Copy out every record precisely.
:::::
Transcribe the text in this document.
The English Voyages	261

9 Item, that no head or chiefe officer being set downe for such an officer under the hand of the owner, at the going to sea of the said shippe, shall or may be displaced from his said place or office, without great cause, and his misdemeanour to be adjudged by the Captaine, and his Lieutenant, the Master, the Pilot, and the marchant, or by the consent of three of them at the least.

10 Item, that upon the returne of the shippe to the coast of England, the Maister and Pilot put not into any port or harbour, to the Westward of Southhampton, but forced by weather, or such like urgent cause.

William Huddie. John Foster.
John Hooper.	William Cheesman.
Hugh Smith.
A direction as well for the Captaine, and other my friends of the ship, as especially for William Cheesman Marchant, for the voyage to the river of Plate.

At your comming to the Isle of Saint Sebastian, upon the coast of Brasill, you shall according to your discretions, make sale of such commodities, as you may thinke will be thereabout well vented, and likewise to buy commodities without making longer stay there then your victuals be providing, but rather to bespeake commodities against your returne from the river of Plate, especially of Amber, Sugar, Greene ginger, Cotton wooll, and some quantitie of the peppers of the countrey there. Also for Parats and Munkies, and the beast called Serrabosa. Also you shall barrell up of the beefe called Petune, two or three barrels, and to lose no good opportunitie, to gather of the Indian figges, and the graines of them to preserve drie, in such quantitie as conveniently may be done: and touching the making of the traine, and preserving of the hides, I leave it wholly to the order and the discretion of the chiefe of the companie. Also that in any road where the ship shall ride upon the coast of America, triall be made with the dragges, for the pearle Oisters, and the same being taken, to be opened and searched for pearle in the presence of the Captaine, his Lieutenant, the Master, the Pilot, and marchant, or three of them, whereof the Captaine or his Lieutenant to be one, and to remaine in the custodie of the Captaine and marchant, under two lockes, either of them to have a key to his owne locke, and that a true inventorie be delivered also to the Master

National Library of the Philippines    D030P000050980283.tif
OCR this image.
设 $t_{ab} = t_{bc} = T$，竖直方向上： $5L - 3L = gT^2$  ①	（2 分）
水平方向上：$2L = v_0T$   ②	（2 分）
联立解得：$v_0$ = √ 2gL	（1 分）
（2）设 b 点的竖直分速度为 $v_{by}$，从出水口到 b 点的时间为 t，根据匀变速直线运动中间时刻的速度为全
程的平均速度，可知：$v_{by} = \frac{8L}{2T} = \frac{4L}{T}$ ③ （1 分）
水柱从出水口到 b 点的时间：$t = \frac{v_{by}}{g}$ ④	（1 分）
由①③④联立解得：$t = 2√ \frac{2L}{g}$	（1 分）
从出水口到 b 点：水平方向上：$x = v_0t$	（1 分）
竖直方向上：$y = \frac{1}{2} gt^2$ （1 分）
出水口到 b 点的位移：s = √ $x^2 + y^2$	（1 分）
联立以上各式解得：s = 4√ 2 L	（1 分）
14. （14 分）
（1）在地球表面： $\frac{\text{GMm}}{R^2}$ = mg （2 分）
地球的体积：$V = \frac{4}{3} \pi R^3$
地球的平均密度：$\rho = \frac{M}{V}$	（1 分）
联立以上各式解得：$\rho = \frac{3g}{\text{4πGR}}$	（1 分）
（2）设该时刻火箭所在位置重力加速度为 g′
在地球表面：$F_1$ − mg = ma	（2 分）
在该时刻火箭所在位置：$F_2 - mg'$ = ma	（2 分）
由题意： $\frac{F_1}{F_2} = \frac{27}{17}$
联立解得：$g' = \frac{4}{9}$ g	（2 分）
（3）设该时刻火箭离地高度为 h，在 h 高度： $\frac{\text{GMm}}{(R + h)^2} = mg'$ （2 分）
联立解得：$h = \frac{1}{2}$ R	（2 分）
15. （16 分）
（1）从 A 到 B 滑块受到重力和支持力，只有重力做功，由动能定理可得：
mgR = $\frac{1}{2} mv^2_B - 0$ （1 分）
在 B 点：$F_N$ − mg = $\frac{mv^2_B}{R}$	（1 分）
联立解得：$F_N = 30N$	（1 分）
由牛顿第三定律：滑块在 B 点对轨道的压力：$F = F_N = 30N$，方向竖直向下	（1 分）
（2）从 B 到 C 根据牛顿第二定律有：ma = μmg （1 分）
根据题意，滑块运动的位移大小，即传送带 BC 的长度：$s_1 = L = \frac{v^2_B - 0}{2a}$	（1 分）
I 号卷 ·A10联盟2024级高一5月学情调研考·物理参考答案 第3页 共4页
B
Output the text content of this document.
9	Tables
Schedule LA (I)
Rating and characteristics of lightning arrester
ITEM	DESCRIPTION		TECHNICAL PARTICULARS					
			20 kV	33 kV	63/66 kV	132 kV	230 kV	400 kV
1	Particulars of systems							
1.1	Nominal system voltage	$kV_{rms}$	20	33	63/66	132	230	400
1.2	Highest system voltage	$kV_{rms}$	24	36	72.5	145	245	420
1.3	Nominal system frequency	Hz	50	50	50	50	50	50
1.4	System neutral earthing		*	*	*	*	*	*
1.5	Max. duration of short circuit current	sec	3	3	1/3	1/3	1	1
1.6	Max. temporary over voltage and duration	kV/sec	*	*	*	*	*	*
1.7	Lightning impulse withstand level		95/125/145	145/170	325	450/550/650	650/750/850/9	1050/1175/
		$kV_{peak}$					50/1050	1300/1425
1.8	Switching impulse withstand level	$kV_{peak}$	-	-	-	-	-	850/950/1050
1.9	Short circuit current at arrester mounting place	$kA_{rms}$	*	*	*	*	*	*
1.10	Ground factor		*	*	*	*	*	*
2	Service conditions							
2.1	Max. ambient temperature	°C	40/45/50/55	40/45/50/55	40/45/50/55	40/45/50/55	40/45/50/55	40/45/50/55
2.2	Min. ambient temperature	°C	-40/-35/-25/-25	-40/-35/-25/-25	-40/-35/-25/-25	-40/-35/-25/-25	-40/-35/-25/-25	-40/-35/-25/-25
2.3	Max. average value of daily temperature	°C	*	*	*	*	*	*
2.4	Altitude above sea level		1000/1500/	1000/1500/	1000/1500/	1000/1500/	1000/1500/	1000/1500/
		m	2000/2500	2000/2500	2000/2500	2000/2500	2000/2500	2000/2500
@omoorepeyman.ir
:::::
# [Full output]
Transcribe the text in this document.
The English Voyages	261

9 Item, that no head or chiefe officer being set downe for such an officer under the hand of the owner, at the going to sea of the said shippe, shall or may be displaced from his said place or office, without great cause, and his misdemeanour to be adjudged by the Captaine, and his Lieutenant, the Master, the Pilot, and the marchant, or by the consent of three of them at the least.

10 Item, that upon the returne of the shippe to the coast of England, the Maister and Pilot put not into any port or harbour, to the Westward of Southhampton, but forced by weather, or such like urgent cause.

William Huddie. John Foster.
John Hooper.	William Cheesman.
Hugh Smith.
A direction as well for the Captaine, and other my friends of the ship, as especially for William Cheesman Marchant, for the voyage to the river of Plate.

At your comming to the Isle of Saint Sebastian, upon the coast of Brasill, you shall according to your discretions, make sale of such commodities, as you may thinke will be thereabout well vented, and likewise to buy commodities without making longer stay there then your victuals be providing, but rather to bespeake commodities against your returne from the river of Plate, especially of Amber, Sugar, Greene ginger, Cotton wooll, and some quantitie of the peppers of the countrey there. Also for Parats and Munkies, and the beast called Serrabosa. Also you shall barrell up of the beefe called Petune, two or three barrels, and to lose no good opportunitie, to gather of the Indian figges, and the graines of them to preserve drie, in such quantitie as conveniently may be done: and touching the making of the traine, and preserving of the hides, I leave it wholly to the order and the discretion of the chiefe of the companie. Also that in any road where the ship shall ride upon the coast of America, triall be made with the dragges, for the pearle Oisters, and the same being taken, to be opened and searched for pearle in the presence of the Captaine, his Lieutenant, the Master, the Pilot, and marchant, or three of them, whereof the Captaine or his Lieutenant to be one, and to remaine in the custodie of the Captaine and marchant, under two lockes, either of them to have a key to his owne locke, and that a true inventorie be delivered also to the Master

National Library of the Philippines    D030P000050980283.tif
OCR this image.
设 $t_{ab} = t_{bc} = T$，竖直方向上： $5L - 3L = gT^2$  ①	（2 分）
水平方向上：$2L = v_0T$   ②	（2 分）
联立解得：$v_0$ = √ 2gL	（1 分）
（2）设 b 点的竖直分速度为 $v_{by}$，从出水口到 b 点的时间为 t，根据匀变速直线运动中间时刻的速度为全
程的平均速度，可知：$v_{by} = \frac{8L}{2T} = \frac{4L}{T}$ ③ （1 分）
水柱从出水口到 b 点的时间：$t = \frac{v_{by}}{g}$ ④	（1 分）
由①③④联立解得：$t = 2√ \frac{2L}{g}$	（1 分）
从出水口到 b 点：水平方向上：$x = v_0t$	（1 分）
竖直方向上：$y = \frac{1}{2} gt^2$ （1 分）
出水口到 b 点的位移：s = √ $x^2 + y^2$	（1 分）
联立以上各式解得：s = 4√ 2 L	（1 分）
14. （14 分）
（1）在地球表面： $\frac{\text{GMm}}{R^2}$ = mg （2 分）
地球的体积：$V = \frac{4}{3} \pi R^3$
地球的平均密度：$\rho = \frac{M}{V}$	（1 分）
联立以上各式解得：$\rho = \frac{3g}{\text{4πGR}}$	（1 分）
（2）设该时刻火箭所在位置重力加速度为 g′
在地球表面：$F_1$ − mg = ma	（2 分）
在该时刻火箭所在位置：$F_2 - mg'$ = ma	（2 分）
由题意： $\frac{F_1}{F_2} = \frac{27}{17}$
联立解得：$g' = \frac{4}{9}$ g	（2 分）
（3）设该时刻火箭离地高度为 h，在 h 高度： $\frac{\text{GMm}}{(R + h)^2} = mg'$ （2 分）
联立解得：$h = \frac{1}{2}$ R	（2 分）
15. （16 分）
（1）从 A 到 B 滑块受到重力和支持力，只有重力做功，由动能定理可得：
mgR = $\frac{1}{2} mv^2_B - 0$ （1 分）
在 B 点：$F_N$ − mg = $\frac{mv^2_B}{R}$	（1 分）
联立解得：$F_N = 30N$	（1 分）
由牛顿第三定律：滑块在 B 点对轨道的压力：$F = F_N = 30N$，方向竖直向下	（1 分）
（2）从 B 到 C 根据牛顿第二定律有：ma = μmg （1 分）
根据题意，滑块运动的位移大小，即传送带 BC 的长度：$s_1 = L = \frac{v^2_B - 0}{2a}$	（1 分）
I 号卷 ·A10联盟2024级高一5月学情调研考·物理参考答案 第3页 共4页
B
Output the text content of this document.
9	Tables
Schedule LA (I)
Rating and characteristics of lightning arrester
ITEM	DESCRIPTION		TECHNICAL PARTICULARS					
			20 kV	33 kV	63/66 kV	132 kV	230 kV	400 kV
1	Particulars of systems							
1.1	Nominal system voltage	$kV_{rms}$	20	33	63/66	132	230	400
1.2	Highest system voltage	$kV_{rms}$	24	36	72.5	145	245	420
1.3	Nominal system frequency	Hz	50	50	50	50	50	50
1.4	System neutral earthing		*	*	*	*	*	*
1.5	Max. duration of short circuit current	sec	3	3	1/3	1/3	1	1
1.6	Max. temporary over voltage and duration	kV/sec	*	*	*	*	*	*
1.7	Lightning impulse withstand level		95/125/145	145/170	325	450/550/650	650/750/850/9	1050/1175/
		$kV_{peak}$					50/1050	1300/1425
1.8	Switching impulse withstand level	$kV_{peak}$	-	-	-	-	-	850/950/1050
1.9	Short circuit current at arrester mounting place	$kA_{rms}$	*	*	*	*	*	*
1.10	Ground factor		*	*	*	*	*	*
2	Service conditions							
2.1	Max. ambient temperature	°C	40/45/50/55	40/45/50/55	40/45/50/55	40/45/50/55	40/45/50/55	40/45/50/55
2.2	Min. ambient temperature	°C	-40/-35/-25/-25	-40/-35/-25/-25	-40/-35/-25/-25	-40/-35/-25/-25	-40/-35/-25/-25	-40/-35/-25/-25
2.3	Max. average value of daily temperature	°C	*	*	*	*	*	*
2.4	Altitude above sea level		1000/1500/	1000/1500/	1000/1500/	1000/1500/	1000/1500/	1000/1500/
		m	2000/2500	2000/2500	2000/2500	2000/2500	2000/2500	2000/2500
@omoorepeyman.ir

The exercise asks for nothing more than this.